What to work on:
Scan each line of the records for the word "collections" and extract the ones that have it.

[Dataset items]
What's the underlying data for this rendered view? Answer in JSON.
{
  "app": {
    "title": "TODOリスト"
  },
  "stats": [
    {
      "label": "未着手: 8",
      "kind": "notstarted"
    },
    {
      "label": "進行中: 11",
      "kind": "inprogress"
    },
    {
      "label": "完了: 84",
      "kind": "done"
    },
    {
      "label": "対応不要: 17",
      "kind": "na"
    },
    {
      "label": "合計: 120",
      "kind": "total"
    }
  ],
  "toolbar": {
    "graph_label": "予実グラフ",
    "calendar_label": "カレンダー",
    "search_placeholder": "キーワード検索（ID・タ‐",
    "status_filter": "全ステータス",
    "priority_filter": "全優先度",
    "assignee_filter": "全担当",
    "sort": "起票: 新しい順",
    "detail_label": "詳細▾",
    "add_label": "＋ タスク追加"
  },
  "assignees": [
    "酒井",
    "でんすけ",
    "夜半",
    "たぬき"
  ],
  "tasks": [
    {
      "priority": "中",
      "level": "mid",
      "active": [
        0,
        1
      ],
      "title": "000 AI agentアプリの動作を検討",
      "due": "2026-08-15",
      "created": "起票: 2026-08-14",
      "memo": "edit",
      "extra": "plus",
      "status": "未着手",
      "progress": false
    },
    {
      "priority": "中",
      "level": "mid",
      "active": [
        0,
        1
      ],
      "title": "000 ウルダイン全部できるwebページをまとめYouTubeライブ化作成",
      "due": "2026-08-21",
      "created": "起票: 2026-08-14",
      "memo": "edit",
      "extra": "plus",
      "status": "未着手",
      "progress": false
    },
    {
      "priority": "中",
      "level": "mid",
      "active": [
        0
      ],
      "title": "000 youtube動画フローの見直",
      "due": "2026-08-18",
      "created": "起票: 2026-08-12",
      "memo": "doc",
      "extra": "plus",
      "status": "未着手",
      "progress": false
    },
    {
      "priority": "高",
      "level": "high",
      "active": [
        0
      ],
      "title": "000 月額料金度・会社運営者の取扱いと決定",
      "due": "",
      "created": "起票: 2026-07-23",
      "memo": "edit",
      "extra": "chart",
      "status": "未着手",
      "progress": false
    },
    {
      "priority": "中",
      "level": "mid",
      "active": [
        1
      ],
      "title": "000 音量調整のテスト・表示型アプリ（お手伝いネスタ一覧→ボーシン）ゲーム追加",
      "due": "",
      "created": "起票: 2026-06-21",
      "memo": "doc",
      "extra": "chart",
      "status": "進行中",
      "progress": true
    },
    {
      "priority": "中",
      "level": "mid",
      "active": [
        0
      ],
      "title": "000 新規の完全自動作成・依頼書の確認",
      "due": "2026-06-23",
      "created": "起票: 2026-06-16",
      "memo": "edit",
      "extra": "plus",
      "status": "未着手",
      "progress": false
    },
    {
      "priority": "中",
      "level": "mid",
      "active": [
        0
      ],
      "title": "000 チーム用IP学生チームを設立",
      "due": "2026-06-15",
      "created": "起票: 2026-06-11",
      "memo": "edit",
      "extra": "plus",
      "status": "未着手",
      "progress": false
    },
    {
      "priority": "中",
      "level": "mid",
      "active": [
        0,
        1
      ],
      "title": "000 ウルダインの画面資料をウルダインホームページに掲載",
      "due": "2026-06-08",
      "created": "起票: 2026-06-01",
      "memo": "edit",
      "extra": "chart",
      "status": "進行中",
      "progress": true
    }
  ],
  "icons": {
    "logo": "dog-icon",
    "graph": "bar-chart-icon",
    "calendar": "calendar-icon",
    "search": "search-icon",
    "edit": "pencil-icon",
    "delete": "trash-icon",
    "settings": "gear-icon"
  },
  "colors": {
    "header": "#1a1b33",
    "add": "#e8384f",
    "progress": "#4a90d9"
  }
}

==

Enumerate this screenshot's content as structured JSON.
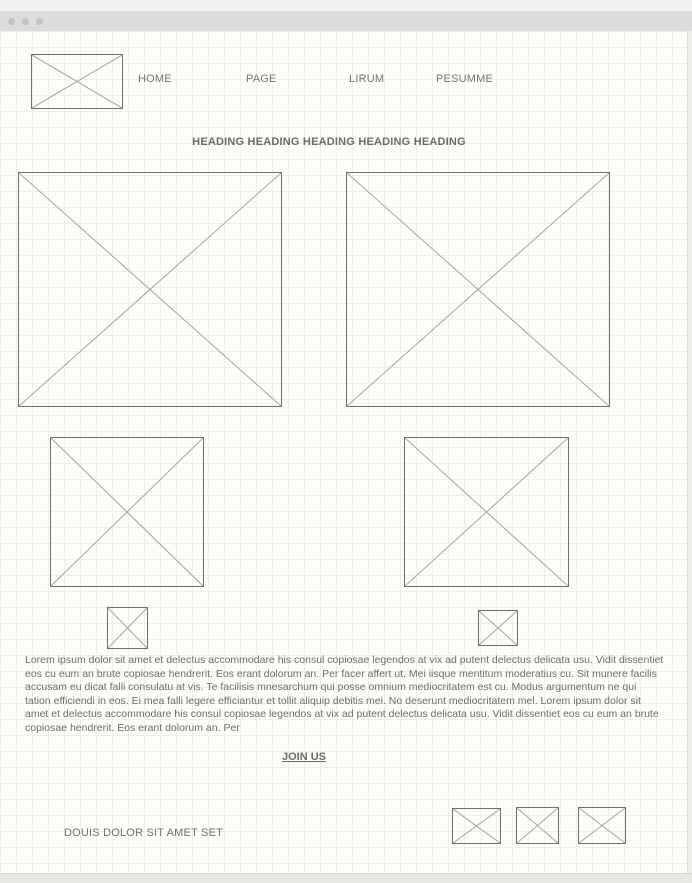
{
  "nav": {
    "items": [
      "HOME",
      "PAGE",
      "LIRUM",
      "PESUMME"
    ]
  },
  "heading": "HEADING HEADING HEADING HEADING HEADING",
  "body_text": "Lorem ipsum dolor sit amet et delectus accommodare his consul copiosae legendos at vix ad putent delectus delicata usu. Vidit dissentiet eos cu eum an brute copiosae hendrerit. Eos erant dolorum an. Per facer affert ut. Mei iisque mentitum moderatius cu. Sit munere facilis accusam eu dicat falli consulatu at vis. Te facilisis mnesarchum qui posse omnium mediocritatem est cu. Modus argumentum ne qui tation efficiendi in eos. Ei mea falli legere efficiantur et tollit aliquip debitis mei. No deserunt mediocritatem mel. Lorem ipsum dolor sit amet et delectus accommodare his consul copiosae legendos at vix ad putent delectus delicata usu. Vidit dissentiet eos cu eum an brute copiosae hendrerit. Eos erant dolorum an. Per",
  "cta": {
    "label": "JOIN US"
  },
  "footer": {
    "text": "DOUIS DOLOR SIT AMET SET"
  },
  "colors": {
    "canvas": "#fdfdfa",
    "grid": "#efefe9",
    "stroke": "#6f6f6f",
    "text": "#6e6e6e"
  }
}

--

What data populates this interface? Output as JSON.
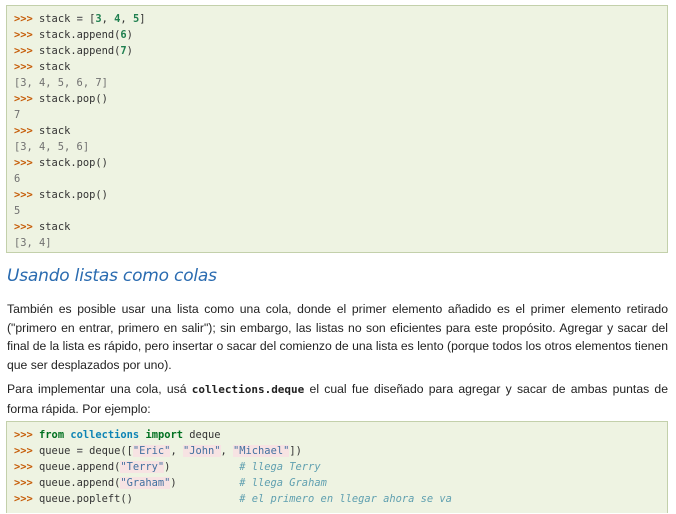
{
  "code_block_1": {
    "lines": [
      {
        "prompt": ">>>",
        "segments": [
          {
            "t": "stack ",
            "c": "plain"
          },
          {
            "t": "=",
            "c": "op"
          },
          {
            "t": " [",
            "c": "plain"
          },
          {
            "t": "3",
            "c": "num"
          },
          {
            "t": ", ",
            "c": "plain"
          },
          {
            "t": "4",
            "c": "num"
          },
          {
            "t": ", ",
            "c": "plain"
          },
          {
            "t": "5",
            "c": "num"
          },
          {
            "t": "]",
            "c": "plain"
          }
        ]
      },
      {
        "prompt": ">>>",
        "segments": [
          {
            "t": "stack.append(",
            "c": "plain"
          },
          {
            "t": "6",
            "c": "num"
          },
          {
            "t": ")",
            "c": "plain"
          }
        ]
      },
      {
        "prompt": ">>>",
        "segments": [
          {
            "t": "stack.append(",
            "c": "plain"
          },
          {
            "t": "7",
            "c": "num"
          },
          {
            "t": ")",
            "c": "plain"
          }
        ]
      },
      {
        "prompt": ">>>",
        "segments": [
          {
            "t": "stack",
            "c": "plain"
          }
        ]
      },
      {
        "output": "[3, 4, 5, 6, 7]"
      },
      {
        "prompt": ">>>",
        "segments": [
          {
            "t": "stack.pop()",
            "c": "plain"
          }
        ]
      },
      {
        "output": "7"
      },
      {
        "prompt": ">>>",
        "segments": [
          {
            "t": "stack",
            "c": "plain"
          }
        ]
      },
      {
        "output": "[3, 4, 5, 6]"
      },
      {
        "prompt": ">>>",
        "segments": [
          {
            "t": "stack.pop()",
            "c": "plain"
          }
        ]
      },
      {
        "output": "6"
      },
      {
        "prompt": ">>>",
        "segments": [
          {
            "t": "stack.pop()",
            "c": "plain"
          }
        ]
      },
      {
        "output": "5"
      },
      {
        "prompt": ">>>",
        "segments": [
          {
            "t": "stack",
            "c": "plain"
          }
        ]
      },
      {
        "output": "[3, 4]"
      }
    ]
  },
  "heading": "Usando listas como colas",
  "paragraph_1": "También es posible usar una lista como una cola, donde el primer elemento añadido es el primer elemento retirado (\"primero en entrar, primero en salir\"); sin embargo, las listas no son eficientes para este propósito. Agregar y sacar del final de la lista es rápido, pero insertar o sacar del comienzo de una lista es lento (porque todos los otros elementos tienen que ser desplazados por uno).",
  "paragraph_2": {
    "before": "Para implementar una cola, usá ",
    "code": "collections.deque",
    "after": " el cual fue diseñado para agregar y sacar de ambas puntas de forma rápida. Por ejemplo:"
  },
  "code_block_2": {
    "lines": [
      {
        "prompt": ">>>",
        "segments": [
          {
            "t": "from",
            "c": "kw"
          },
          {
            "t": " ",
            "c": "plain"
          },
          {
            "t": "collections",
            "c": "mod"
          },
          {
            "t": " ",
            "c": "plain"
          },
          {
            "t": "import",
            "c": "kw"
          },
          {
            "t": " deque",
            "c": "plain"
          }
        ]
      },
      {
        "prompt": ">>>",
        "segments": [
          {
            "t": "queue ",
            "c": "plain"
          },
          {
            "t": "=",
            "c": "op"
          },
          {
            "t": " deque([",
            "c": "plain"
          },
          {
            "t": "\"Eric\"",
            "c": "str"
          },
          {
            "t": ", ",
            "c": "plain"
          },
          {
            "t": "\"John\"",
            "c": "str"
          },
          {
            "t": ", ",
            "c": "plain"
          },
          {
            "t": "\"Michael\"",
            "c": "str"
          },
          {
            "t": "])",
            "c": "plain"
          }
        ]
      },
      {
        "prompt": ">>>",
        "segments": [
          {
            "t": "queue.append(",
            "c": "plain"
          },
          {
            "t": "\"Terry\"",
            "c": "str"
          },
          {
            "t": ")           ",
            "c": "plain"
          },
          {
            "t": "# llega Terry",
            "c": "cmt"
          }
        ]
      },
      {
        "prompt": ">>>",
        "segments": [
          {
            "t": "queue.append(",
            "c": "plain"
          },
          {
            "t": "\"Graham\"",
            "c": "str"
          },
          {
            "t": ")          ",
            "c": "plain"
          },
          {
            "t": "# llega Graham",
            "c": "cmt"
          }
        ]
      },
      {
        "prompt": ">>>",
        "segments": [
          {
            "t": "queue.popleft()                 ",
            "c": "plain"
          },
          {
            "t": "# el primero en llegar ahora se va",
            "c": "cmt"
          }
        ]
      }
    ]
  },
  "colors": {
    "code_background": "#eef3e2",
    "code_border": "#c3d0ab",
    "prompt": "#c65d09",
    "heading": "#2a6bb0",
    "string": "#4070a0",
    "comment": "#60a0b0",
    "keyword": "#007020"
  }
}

Written reply:
    "code": "collections.deque",
            "t": "collections",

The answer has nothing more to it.